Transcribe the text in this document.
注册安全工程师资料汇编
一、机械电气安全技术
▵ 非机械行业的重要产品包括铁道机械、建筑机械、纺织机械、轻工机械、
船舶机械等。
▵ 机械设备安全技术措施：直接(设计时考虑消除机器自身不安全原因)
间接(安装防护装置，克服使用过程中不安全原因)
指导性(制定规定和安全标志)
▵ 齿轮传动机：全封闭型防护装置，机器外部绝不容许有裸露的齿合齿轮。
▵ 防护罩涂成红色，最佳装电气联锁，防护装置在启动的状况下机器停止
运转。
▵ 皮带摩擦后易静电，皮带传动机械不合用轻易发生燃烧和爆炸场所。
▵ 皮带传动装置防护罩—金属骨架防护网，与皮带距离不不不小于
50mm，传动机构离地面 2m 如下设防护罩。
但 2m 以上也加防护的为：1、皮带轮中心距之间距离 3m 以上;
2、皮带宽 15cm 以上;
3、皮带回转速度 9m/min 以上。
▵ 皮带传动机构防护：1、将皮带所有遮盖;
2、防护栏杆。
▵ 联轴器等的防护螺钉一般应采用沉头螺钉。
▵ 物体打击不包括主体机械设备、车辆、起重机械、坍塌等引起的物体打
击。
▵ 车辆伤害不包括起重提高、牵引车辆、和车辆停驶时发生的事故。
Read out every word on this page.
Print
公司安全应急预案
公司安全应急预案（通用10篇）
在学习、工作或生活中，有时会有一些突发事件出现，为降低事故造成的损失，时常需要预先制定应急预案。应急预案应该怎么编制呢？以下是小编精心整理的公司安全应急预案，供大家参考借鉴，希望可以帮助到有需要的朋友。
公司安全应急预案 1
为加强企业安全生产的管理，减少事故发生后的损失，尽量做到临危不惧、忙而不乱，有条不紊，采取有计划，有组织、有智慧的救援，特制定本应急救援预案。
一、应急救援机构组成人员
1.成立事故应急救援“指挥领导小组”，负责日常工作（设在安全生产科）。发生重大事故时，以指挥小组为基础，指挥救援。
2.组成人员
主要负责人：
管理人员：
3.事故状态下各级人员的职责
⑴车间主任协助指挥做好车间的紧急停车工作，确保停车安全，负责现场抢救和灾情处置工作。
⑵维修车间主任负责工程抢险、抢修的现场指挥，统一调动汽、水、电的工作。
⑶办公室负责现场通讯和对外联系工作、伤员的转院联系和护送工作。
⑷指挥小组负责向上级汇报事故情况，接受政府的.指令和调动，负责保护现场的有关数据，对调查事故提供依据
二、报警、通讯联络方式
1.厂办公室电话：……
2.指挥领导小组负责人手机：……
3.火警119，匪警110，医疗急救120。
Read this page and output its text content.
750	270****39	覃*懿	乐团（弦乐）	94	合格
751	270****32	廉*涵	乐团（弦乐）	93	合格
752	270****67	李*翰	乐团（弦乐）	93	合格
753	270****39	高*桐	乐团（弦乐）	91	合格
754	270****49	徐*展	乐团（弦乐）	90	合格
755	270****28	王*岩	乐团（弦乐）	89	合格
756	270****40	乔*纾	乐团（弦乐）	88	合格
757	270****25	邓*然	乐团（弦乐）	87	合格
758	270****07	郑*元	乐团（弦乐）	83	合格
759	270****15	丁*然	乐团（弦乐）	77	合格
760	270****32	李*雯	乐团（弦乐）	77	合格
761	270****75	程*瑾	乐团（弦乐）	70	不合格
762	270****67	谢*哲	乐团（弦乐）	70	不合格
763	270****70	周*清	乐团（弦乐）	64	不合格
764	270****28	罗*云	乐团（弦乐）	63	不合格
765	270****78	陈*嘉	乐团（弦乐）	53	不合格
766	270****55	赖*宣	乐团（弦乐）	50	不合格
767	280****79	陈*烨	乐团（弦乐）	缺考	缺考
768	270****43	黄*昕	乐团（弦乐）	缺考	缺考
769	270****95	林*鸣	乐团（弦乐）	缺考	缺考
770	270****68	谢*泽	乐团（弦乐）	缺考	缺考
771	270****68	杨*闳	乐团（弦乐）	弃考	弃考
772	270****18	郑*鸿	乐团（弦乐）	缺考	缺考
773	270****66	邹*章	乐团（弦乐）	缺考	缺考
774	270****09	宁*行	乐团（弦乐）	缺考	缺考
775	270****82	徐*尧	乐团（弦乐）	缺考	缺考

» Problem description: Copy out each line of the entries that holds "page".

» Reply to the task:
Read out every word on this page.
Read this page and output its text content.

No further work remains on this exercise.